What the task asks: Set down every entry exactly as it stands, omitting any picture.

Extracted data entries:
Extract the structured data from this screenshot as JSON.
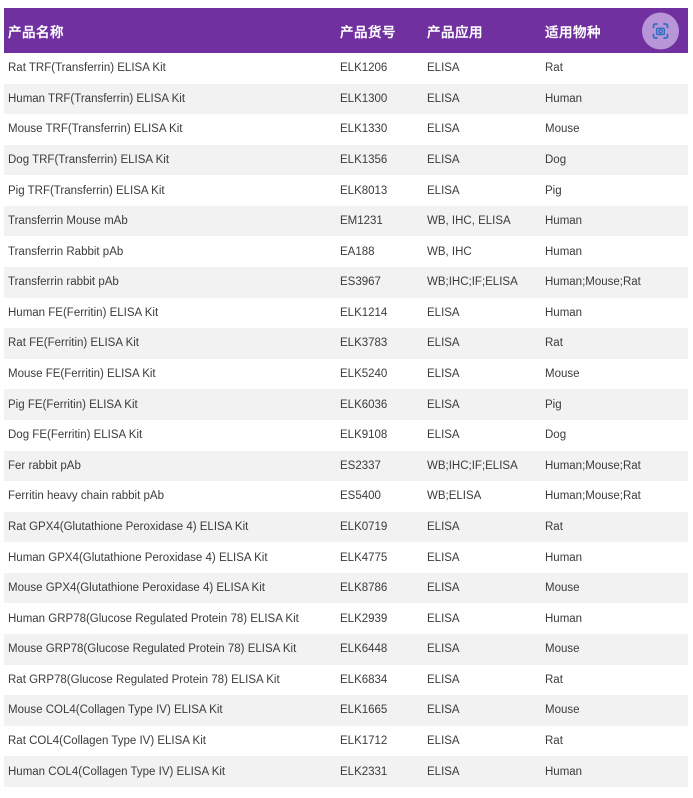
{
  "header": {
    "columns": [
      {
        "key": "name",
        "label": "产品名称"
      },
      {
        "key": "code",
        "label": "产品货号"
      },
      {
        "key": "application",
        "label": "产品应用"
      },
      {
        "key": "species",
        "label": "适用物种"
      }
    ],
    "scan_icon": "camera-scan-icon"
  },
  "colors": {
    "header_bg": "#7030A0",
    "header_text": "#FFFFFF",
    "row_bg": "#FFFFFF",
    "row_alt_bg": "#F2F2F2",
    "body_text": "#3B3B3B",
    "icon_circle_bg": "#B795D6",
    "icon_glyph": "#2E6FC0"
  },
  "rows": [
    {
      "name": "Rat TRF(Transferrin) ELISA Kit",
      "code": "ELK1206",
      "application": "ELISA",
      "species": "Rat"
    },
    {
      "name": "Human TRF(Transferrin) ELISA Kit",
      "code": "ELK1300",
      "application": "ELISA",
      "species": "Human"
    },
    {
      "name": "Mouse TRF(Transferrin) ELISA Kit",
      "code": "ELK1330",
      "application": "ELISA",
      "species": "Mouse"
    },
    {
      "name": "Dog TRF(Transferrin) ELISA Kit",
      "code": "ELK1356",
      "application": "ELISA",
      "species": "Dog"
    },
    {
      "name": "Pig TRF(Transferrin) ELISA Kit",
      "code": "ELK8013",
      "application": "ELISA",
      "species": "Pig"
    },
    {
      "name": "Transferrin Mouse mAb",
      "code": "EM1231",
      "application": "WB, IHC, ELISA",
      "species": "Human"
    },
    {
      "name": "Transferrin Rabbit pAb",
      "code": "EA188",
      "application": "WB, IHC",
      "species": "Human"
    },
    {
      "name": "Transferrin rabbit pAb",
      "code": "ES3967",
      "application": "WB;IHC;IF;ELISA",
      "species": "Human;Mouse;Rat"
    },
    {
      "name": "Human FE(Ferritin) ELISA Kit",
      "code": "ELK1214",
      "application": "ELISA",
      "species": "Human"
    },
    {
      "name": "Rat FE(Ferritin) ELISA Kit",
      "code": "ELK3783",
      "application": "ELISA",
      "species": "Rat"
    },
    {
      "name": "Mouse FE(Ferritin) ELISA Kit",
      "code": "ELK5240",
      "application": "ELISA",
      "species": "Mouse"
    },
    {
      "name": "Pig FE(Ferritin) ELISA Kit",
      "code": "ELK6036",
      "application": "ELISA",
      "species": "Pig"
    },
    {
      "name": "Dog FE(Ferritin) ELISA Kit",
      "code": "ELK9108",
      "application": "ELISA",
      "species": "Dog"
    },
    {
      "name": "Fer rabbit pAb",
      "code": "ES2337",
      "application": "WB;IHC;IF;ELISA",
      "species": "Human;Mouse;Rat"
    },
    {
      "name": "Ferritin heavy chain rabbit pAb",
      "code": "ES5400",
      "application": "WB;ELISA",
      "species": "Human;Mouse;Rat"
    },
    {
      "name": "Rat GPX4(Glutathione Peroxidase 4) ELISA Kit",
      "code": "ELK0719",
      "application": "ELISA",
      "species": "Rat"
    },
    {
      "name": "Human GPX4(Glutathione Peroxidase 4) ELISA Kit",
      "code": "ELK4775",
      "application": "ELISA",
      "species": "Human"
    },
    {
      "name": "Mouse GPX4(Glutathione Peroxidase 4) ELISA Kit",
      "code": "ELK8786",
      "application": "ELISA",
      "species": "Mouse"
    },
    {
      "name": "Human GRP78(Glucose Regulated Protein 78) ELISA Kit",
      "code": "ELK2939",
      "application": "ELISA",
      "species": "Human"
    },
    {
      "name": "Mouse GRP78(Glucose Regulated Protein 78) ELISA Kit",
      "code": "ELK6448",
      "application": "ELISA",
      "species": "Mouse"
    },
    {
      "name": "Rat GRP78(Glucose Regulated Protein 78) ELISA Kit",
      "code": "ELK6834",
      "application": "ELISA",
      "species": "Rat"
    },
    {
      "name": "Mouse COL4(Collagen Type IV) ELISA Kit",
      "code": "ELK1665",
      "application": "ELISA",
      "species": "Mouse"
    },
    {
      "name": "Rat COL4(Collagen Type IV) ELISA Kit",
      "code": "ELK1712",
      "application": "ELISA",
      "species": "Rat"
    },
    {
      "name": "Human COL4(Collagen Type IV) ELISA Kit",
      "code": "ELK2331",
      "application": "ELISA",
      "species": "Human"
    }
  ]
}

Result of the task:
Extract the structured data from this screenshot as JSON.
{
  "header": {
    "columns": [
      {
        "key": "name",
        "label": "产品名称"
      },
      {
        "key": "code",
        "label": "产品货号"
      },
      {
        "key": "application",
        "label": "产品应用"
      },
      {
        "key": "species",
        "label": "适用物种"
      }
    ],
    "scan_icon": "camera-scan-icon"
  },
  "colors": {
    "header_bg": "#7030A0",
    "header_text": "#FFFFFF",
    "row_bg": "#FFFFFF",
    "row_alt_bg": "#F2F2F2",
    "body_text": "#3B3B3B",
    "icon_circle_bg": "#B795D6",
    "icon_glyph": "#2E6FC0"
  },
  "rows": [
    {
      "name": "Rat TRF(Transferrin) ELISA Kit",
      "code": "ELK1206",
      "application": "ELISA",
      "species": "Rat"
    },
    {
      "name": "Human TRF(Transferrin) ELISA Kit",
      "code": "ELK1300",
      "application": "ELISA",
      "species": "Human"
    },
    {
      "name": "Mouse TRF(Transferrin) ELISA Kit",
      "code": "ELK1330",
      "application": "ELISA",
      "species": "Mouse"
    },
    {
      "name": "Dog TRF(Transferrin) ELISA Kit",
      "code": "ELK1356",
      "application": "ELISA",
      "species": "Dog"
    },
    {
      "name": "Pig TRF(Transferrin) ELISA Kit",
      "code": "ELK8013",
      "application": "ELISA",
      "species": "Pig"
    },
    {
      "name": "Transferrin Mouse mAb",
      "code": "EM1231",
      "application": "WB, IHC, ELISA",
      "species": "Human"
    },
    {
      "name": "Transferrin Rabbit pAb",
      "code": "EA188",
      "application": "WB, IHC",
      "species": "Human"
    },
    {
      "name": "Transferrin rabbit pAb",
      "code": "ES3967",
      "application": "WB;IHC;IF;ELISA",
      "species": "Human;Mouse;Rat"
    },
    {
      "name": "Human FE(Ferritin) ELISA Kit",
      "code": "ELK1214",
      "application": "ELISA",
      "species": "Human"
    },
    {
      "name": "Rat FE(Ferritin) ELISA Kit",
      "code": "ELK3783",
      "application": "ELISA",
      "species": "Rat"
    },
    {
      "name": "Mouse FE(Ferritin) ELISA Kit",
      "code": "ELK5240",
      "application": "ELISA",
      "species": "Mouse"
    },
    {
      "name": "Pig FE(Ferritin) ELISA Kit",
      "code": "ELK6036",
      "application": "ELISA",
      "species": "Pig"
    },
    {
      "name": "Dog FE(Ferritin) ELISA Kit",
      "code": "ELK9108",
      "application": "ELISA",
      "species": "Dog"
    },
    {
      "name": "Fer rabbit pAb",
      "code": "ES2337",
      "application": "WB;IHC;IF;ELISA",
      "species": "Human;Mouse;Rat"
    },
    {
      "name": "Ferritin heavy chain rabbit pAb",
      "code": "ES5400",
      "application": "WB;ELISA",
      "species": "Human;Mouse;Rat"
    },
    {
      "name": "Rat GPX4(Glutathione Peroxidase 4) ELISA Kit",
      "code": "ELK0719",
      "application": "ELISA",
      "species": "Rat"
    },
    {
      "name": "Human GPX4(Glutathione Peroxidase 4) ELISA Kit",
      "code": "ELK4775",
      "application": "ELISA",
      "species": "Human"
    },
    {
      "name": "Mouse GPX4(Glutathione Peroxidase 4) ELISA Kit",
      "code": "ELK8786",
      "application": "ELISA",
      "species": "Mouse"
    },
    {
      "name": "Human GRP78(Glucose Regulated Protein 78) ELISA Kit",
      "code": "ELK2939",
      "application": "ELISA",
      "species": "Human"
    },
    {
      "name": "Mouse GRP78(Glucose Regulated Protein 78) ELISA Kit",
      "code": "ELK6448",
      "application": "ELISA",
      "species": "Mouse"
    },
    {
      "name": "Rat GRP78(Glucose Regulated Protein 78) ELISA Kit",
      "code": "ELK6834",
      "application": "ELISA",
      "species": "Rat"
    },
    {
      "name": "Mouse COL4(Collagen Type IV) ELISA Kit",
      "code": "ELK1665",
      "application": "ELISA",
      "species": "Mouse"
    },
    {
      "name": "Rat COL4(Collagen Type IV) ELISA Kit",
      "code": "ELK1712",
      "application": "ELISA",
      "species": "Rat"
    },
    {
      "name": "Human COL4(Collagen Type IV) ELISA Kit",
      "code": "ELK2331",
      "application": "ELISA",
      "species": "Human"
    }
  ]
}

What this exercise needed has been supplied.